Stored data entries -
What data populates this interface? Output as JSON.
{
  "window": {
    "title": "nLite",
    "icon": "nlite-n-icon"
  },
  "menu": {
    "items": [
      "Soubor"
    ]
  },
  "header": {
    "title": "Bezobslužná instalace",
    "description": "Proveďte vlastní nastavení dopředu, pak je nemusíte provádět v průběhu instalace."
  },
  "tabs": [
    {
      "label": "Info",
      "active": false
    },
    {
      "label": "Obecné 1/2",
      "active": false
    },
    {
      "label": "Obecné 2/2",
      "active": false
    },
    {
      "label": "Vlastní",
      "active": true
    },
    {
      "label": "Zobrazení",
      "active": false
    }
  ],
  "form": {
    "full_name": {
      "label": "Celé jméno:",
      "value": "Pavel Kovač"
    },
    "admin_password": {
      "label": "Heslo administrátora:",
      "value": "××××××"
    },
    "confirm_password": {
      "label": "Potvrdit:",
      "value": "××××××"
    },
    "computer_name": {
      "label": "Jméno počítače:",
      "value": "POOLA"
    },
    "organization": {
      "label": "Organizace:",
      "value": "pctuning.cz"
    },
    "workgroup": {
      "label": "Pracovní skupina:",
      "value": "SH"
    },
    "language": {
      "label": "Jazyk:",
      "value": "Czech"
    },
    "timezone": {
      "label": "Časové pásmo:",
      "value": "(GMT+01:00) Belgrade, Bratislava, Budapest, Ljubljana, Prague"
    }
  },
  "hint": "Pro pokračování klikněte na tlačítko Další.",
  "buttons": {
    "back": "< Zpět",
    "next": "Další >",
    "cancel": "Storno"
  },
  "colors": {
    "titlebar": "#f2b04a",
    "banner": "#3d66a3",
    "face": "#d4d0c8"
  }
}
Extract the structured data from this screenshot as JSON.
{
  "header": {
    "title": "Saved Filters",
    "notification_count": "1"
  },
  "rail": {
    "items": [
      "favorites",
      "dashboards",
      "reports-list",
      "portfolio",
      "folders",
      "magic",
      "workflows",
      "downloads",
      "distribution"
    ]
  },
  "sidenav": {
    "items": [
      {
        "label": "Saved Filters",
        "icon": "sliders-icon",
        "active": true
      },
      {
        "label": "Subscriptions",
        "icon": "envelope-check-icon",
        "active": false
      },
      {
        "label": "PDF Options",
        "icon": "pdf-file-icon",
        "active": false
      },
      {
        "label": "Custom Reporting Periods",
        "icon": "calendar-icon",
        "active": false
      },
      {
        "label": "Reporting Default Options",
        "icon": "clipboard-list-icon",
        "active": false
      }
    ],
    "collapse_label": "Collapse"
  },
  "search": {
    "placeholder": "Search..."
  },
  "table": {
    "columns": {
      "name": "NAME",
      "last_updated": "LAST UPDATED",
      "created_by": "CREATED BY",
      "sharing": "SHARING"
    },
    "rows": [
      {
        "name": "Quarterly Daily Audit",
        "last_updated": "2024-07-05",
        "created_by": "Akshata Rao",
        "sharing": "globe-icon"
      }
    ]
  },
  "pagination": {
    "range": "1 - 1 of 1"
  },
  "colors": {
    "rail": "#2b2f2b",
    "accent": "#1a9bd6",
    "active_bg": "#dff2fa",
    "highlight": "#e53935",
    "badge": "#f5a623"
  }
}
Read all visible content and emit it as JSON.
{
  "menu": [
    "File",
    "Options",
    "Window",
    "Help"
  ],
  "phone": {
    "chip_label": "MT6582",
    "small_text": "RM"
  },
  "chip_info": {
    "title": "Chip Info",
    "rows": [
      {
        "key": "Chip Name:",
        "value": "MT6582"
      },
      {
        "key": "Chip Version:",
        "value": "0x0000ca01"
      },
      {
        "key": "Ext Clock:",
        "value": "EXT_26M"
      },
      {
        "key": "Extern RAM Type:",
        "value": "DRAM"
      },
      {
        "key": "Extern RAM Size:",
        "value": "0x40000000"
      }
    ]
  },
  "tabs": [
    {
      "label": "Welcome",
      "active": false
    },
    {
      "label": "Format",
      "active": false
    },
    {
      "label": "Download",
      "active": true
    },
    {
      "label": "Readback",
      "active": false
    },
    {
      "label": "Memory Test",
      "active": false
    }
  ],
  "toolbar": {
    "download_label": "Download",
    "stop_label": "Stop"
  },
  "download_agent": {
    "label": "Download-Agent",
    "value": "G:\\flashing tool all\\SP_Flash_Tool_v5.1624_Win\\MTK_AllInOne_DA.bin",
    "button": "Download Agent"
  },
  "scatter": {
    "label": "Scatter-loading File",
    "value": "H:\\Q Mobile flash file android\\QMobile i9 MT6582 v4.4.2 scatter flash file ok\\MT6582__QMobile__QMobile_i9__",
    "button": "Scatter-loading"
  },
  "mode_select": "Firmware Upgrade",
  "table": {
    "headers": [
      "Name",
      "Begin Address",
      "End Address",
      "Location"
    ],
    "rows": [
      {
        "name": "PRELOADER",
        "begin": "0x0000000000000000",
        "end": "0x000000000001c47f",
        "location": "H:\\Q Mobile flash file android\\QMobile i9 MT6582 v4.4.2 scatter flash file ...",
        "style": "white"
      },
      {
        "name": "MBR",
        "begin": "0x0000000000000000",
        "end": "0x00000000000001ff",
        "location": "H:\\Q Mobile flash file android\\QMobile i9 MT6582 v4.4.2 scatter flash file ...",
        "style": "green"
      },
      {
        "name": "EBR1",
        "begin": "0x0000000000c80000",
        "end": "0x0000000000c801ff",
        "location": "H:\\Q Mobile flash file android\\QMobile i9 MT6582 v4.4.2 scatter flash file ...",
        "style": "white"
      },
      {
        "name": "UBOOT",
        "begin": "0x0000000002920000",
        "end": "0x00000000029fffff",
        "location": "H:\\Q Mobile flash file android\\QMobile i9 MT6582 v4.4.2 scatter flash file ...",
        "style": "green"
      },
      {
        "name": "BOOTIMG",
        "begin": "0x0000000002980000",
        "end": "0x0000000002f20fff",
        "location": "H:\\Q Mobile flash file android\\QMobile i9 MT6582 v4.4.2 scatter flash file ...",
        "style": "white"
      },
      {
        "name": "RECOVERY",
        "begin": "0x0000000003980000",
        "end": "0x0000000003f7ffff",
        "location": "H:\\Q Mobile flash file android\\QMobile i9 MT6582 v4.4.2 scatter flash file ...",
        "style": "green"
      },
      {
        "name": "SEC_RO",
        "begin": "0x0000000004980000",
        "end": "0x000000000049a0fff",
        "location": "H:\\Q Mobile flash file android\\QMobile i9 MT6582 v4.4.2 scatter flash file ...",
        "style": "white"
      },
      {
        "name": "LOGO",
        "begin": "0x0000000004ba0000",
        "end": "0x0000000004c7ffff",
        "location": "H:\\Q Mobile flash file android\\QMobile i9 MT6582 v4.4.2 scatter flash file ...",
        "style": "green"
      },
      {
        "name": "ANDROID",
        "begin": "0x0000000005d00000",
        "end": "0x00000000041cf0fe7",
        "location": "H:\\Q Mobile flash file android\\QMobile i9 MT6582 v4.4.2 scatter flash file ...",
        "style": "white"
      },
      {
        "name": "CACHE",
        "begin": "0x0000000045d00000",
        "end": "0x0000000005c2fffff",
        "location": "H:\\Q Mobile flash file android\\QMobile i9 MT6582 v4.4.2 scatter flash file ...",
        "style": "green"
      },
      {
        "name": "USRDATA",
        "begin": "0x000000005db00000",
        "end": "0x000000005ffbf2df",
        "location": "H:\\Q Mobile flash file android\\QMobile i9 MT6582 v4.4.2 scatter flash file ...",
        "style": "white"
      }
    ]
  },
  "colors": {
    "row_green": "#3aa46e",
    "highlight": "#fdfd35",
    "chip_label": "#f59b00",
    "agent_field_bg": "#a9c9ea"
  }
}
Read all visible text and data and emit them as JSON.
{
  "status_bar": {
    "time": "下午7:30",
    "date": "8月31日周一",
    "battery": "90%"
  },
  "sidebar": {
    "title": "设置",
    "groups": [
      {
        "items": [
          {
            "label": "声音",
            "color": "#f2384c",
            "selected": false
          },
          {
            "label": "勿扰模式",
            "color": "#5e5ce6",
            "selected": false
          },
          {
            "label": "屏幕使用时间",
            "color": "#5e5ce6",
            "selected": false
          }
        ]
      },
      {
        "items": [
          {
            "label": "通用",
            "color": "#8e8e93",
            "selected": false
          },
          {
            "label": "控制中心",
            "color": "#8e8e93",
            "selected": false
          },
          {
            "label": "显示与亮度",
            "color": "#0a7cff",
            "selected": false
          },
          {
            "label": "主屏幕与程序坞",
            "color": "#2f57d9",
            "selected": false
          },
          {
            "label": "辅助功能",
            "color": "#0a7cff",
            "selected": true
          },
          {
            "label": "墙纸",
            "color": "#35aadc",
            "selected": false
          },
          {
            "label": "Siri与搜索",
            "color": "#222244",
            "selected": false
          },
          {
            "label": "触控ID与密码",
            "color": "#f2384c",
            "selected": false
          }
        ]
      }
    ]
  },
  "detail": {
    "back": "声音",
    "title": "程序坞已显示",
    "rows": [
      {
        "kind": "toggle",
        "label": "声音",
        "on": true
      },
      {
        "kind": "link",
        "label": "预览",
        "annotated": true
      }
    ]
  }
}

EXERCISE INSTRUCTIONS - In the data above, tally the lines holding "emit" and answer with the figure only.

RIGHT ANSWER - 2